-- Begin --
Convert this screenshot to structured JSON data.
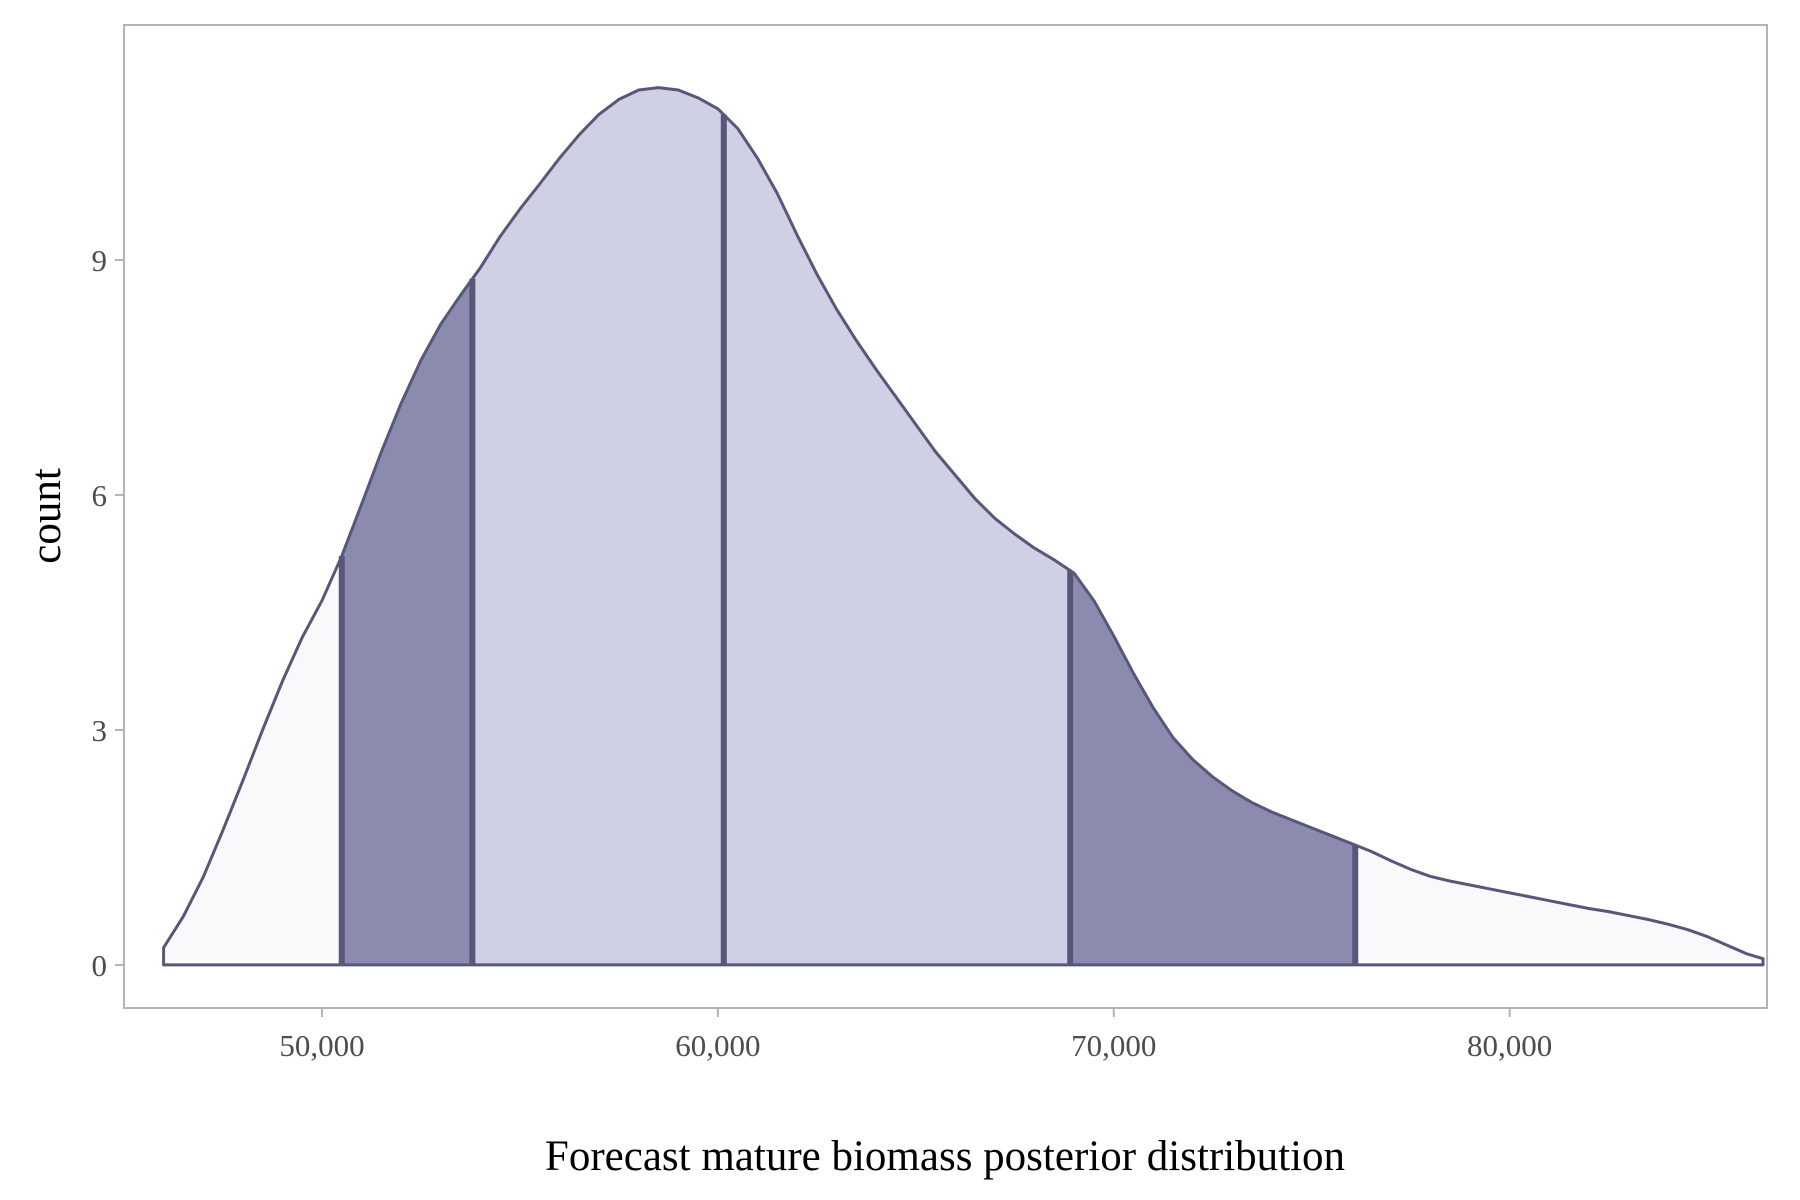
{
  "chart_data": {
    "type": "area",
    "title": "",
    "xlabel": "Forecast mature biomass posterior distribution",
    "ylabel": "count",
    "xlim": [
      45000,
      86500
    ],
    "ylim": [
      -0.55,
      12.0
    ],
    "x_ticks": [
      50000,
      60000,
      70000,
      80000
    ],
    "x_tick_labels": [
      "50,000",
      "60,000",
      "70,000",
      "80,000"
    ],
    "y_ticks": [
      0,
      3,
      6,
      9
    ],
    "y_tick_labels": [
      "0",
      "3",
      "6",
      "9"
    ],
    "grid": false,
    "density_curve": [
      [
        46000,
        0.22
      ],
      [
        46500,
        0.62
      ],
      [
        47000,
        1.12
      ],
      [
        47500,
        1.72
      ],
      [
        48000,
        2.35
      ],
      [
        48500,
        3.0
      ],
      [
        49000,
        3.62
      ],
      [
        49500,
        4.18
      ],
      [
        50000,
        4.65
      ],
      [
        50500,
        5.22
      ],
      [
        51000,
        5.88
      ],
      [
        51500,
        6.55
      ],
      [
        52000,
        7.17
      ],
      [
        52500,
        7.72
      ],
      [
        53000,
        8.18
      ],
      [
        53500,
        8.55
      ],
      [
        54000,
        8.9
      ],
      [
        54500,
        9.3
      ],
      [
        55000,
        9.65
      ],
      [
        55500,
        9.97
      ],
      [
        56000,
        10.3
      ],
      [
        56500,
        10.6
      ],
      [
        57000,
        10.86
      ],
      [
        57500,
        11.05
      ],
      [
        58000,
        11.17
      ],
      [
        58500,
        11.2
      ],
      [
        59000,
        11.17
      ],
      [
        59500,
        11.07
      ],
      [
        60000,
        10.93
      ],
      [
        60500,
        10.68
      ],
      [
        61000,
        10.3
      ],
      [
        61500,
        9.85
      ],
      [
        62000,
        9.32
      ],
      [
        62500,
        8.82
      ],
      [
        63000,
        8.37
      ],
      [
        63500,
        7.97
      ],
      [
        64000,
        7.6
      ],
      [
        64500,
        7.25
      ],
      [
        65000,
        6.9
      ],
      [
        65500,
        6.55
      ],
      [
        66000,
        6.25
      ],
      [
        66500,
        5.95
      ],
      [
        67000,
        5.7
      ],
      [
        67500,
        5.5
      ],
      [
        68000,
        5.32
      ],
      [
        68500,
        5.17
      ],
      [
        69000,
        5.0
      ],
      [
        69500,
        4.65
      ],
      [
        70000,
        4.2
      ],
      [
        70500,
        3.72
      ],
      [
        71000,
        3.28
      ],
      [
        71500,
        2.9
      ],
      [
        72000,
        2.62
      ],
      [
        72500,
        2.4
      ],
      [
        73000,
        2.22
      ],
      [
        73500,
        2.07
      ],
      [
        74000,
        1.95
      ],
      [
        74500,
        1.85
      ],
      [
        75000,
        1.75
      ],
      [
        75500,
        1.65
      ],
      [
        76000,
        1.55
      ],
      [
        76500,
        1.45
      ],
      [
        77000,
        1.33
      ],
      [
        77500,
        1.22
      ],
      [
        78000,
        1.13
      ],
      [
        78500,
        1.07
      ],
      [
        79000,
        1.02
      ],
      [
        79500,
        0.97
      ],
      [
        80000,
        0.92
      ],
      [
        80500,
        0.87
      ],
      [
        81000,
        0.82
      ],
      [
        81500,
        0.77
      ],
      [
        82000,
        0.72
      ],
      [
        82500,
        0.68
      ],
      [
        83000,
        0.63
      ],
      [
        83500,
        0.58
      ],
      [
        84000,
        0.52
      ],
      [
        84500,
        0.45
      ],
      [
        85000,
        0.36
      ],
      [
        85500,
        0.25
      ],
      [
        86000,
        0.14
      ],
      [
        86400,
        0.08
      ]
    ],
    "bands": [
      {
        "from": 46000,
        "to": 50500,
        "color": "#f9f9fc"
      },
      {
        "from": 50500,
        "to": 53800,
        "color": "#8b8bb0"
      },
      {
        "from": 53800,
        "to": 60150,
        "color": "#cfd0e3"
      },
      {
        "from": 60150,
        "to": 68900,
        "color": "#cfd0e3"
      },
      {
        "from": 68900,
        "to": 76100,
        "color": "#8b8bb0"
      },
      {
        "from": 76100,
        "to": 86400,
        "color": "#f9f9fc"
      }
    ],
    "quantile_lines": [
      50500,
      53800,
      60150,
      68900,
      76100
    ],
    "colors": {
      "outline": "#57577a",
      "tail": "#f9f9fc",
      "inner": "#cfd0e3",
      "mid": "#8b8bb0",
      "panel_border": "#b3b3b3",
      "tick_text": "#4d4d4d"
    }
  }
}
-- End --
> [Goal]:
Search the records for the word "from". Copy every line that has it.

> [The answer]:
        "from": 46000,
        "from": 50500,
        "from": 53800,
        "from": 60150,
        "from": 68900,
        "from": 76100,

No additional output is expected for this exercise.